◆ Data records:

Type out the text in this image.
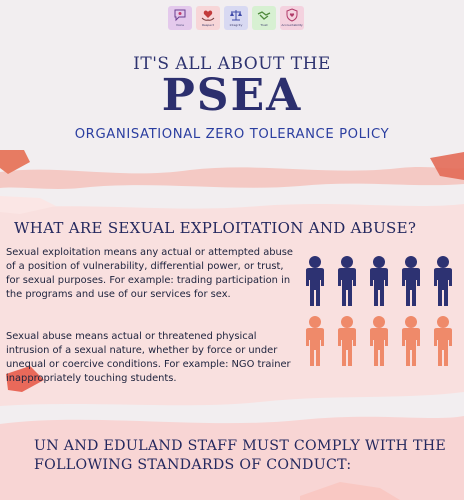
Voice	Respect	Integrity	Trust	Accountability
IT'S ALL ABOUT THE
PSEA
ORGANISATIONAL ZERO TOLERANCE POLICY
WHAT ARE SEXUAL EXPLOITATION AND ABUSE?
Sexual exploitation means any actual or attempted abuse of a position of vulnerability, differential power, or trust, for sexual purposes. For example: trading participation in the programs and use of our services for sex.
Sexual abuse means actual or threatened physical intrusion of a sexual nature, whether by force or under unequal or coercive conditions. For example: NGO trainer inappropriately touching students.
UN AND EDULAND STAFF MUST COMPLY WITH THE
FOLLOWING STANDARDS OF CONDUCT:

◆ THE TASK:
Return the entries unchanged, save for the pictures, which do not belong in the copy.

◆ REPLY TO THE EXERCISE:
Type out the text in this image.
Voice	Respect	Integrity	Trust	Accountability
IT'S ALL ABOUT THE
PSEA
ORGANISATIONAL ZERO TOLERANCE POLICY
WHAT ARE SEXUAL EXPLOITATION AND ABUSE?
Sexual exploitation means any actual or attempted abuse of a position of vulnerability, differential power, or trust, for sexual purposes. For example: trading participation in the programs and use of our services for sex.
Sexual abuse means actual or threatened physical intrusion of a sexual nature, whether by force or under unequal or coercive conditions. For example: NGO trainer inappropriately touching students.
UN AND EDULAND STAFF MUST COMPLY WITH THE
FOLLOWING STANDARDS OF CONDUCT:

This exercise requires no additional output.